_Exercise requirements_
Every line below should be copied exactly; drop the pictures.
* begin Records provided *
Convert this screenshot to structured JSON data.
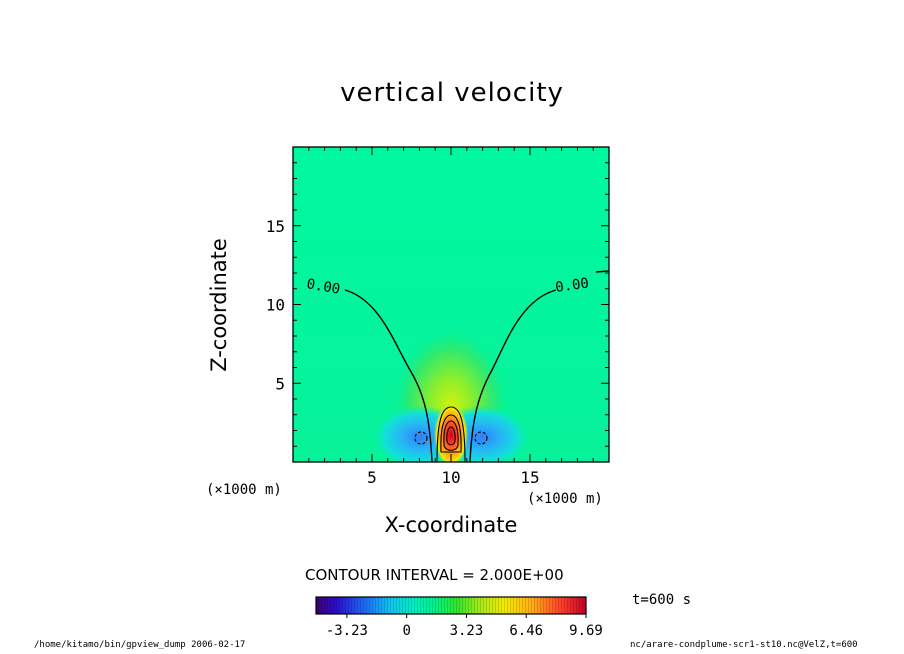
{
  "chart_data": {
    "type": "heatmap",
    "title": "vertical velocity",
    "xlabel": "X-coordinate",
    "ylabel": "Z-coordinate",
    "x_unit": "(×1000 m)",
    "y_unit": "(×1000 m)",
    "xlim": [
      0,
      20
    ],
    "ylim": [
      0,
      20
    ],
    "x_ticks": [
      5,
      10,
      15
    ],
    "y_ticks": [
      5,
      10,
      15
    ],
    "x_tick_labels": [
      "5",
      "10",
      "15"
    ],
    "y_tick_labels": [
      "5",
      "10",
      "15"
    ],
    "contour_label_left": "0.00",
    "contour_label_right": "0.00",
    "contour_interval_text": "CONTOUR INTERVAL = 2.000E+00",
    "colorbar": {
      "min": -4.9,
      "max": 9.69,
      "ticks": [
        -3.23,
        0,
        3.23,
        6.46,
        9.69
      ],
      "tick_labels": [
        "-3.23",
        "0",
        "3.23",
        "6.46",
        "9.69"
      ]
    },
    "time_label": "t=600 s",
    "grid": false,
    "features": [
      {
        "kind": "updraft",
        "x": 10,
        "z": 1.6,
        "peak": 9.69
      },
      {
        "kind": "downdraft",
        "x": 8.2,
        "z": 1.5,
        "peak": -3.3
      },
      {
        "kind": "downdraft",
        "x": 11.8,
        "z": 1.5,
        "peak": -3.3
      }
    ]
  },
  "footer": {
    "left": "/home/kitamo/bin/gpview_dump  2006-02-17",
    "right": "nc/arare-condplume-scr1-st10.nc@VelZ,t=600"
  },
  "colors": {
    "background_field": "#00f5a0",
    "line": "#000000"
  }
}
* end Records provided *
_Answer for the task_
Convert this screenshot to structured JSON data.
{
  "chart_data": {
    "type": "heatmap",
    "title": "vertical velocity",
    "xlabel": "X-coordinate",
    "ylabel": "Z-coordinate",
    "x_unit": "(×1000 m)",
    "y_unit": "(×1000 m)",
    "xlim": [
      0,
      20
    ],
    "ylim": [
      0,
      20
    ],
    "x_ticks": [
      5,
      10,
      15
    ],
    "y_ticks": [
      5,
      10,
      15
    ],
    "x_tick_labels": [
      "5",
      "10",
      "15"
    ],
    "y_tick_labels": [
      "5",
      "10",
      "15"
    ],
    "contour_label_left": "0.00",
    "contour_label_right": "0.00",
    "contour_interval_text": "CONTOUR INTERVAL = 2.000E+00",
    "colorbar": {
      "min": -4.9,
      "max": 9.69,
      "ticks": [
        -3.23,
        0,
        3.23,
        6.46,
        9.69
      ],
      "tick_labels": [
        "-3.23",
        "0",
        "3.23",
        "6.46",
        "9.69"
      ]
    },
    "time_label": "t=600 s",
    "grid": false,
    "features": [
      {
        "kind": "updraft",
        "x": 10,
        "z": 1.6,
        "peak": 9.69
      },
      {
        "kind": "downdraft",
        "x": 8.2,
        "z": 1.5,
        "peak": -3.3
      },
      {
        "kind": "downdraft",
        "x": 11.8,
        "z": 1.5,
        "peak": -3.3
      }
    ]
  },
  "footer": {
    "left": "/home/kitamo/bin/gpview_dump  2006-02-17",
    "right": "nc/arare-condplume-scr1-st10.nc@VelZ,t=600"
  },
  "colors": {
    "background_field": "#00f5a0",
    "line": "#000000"
  }
}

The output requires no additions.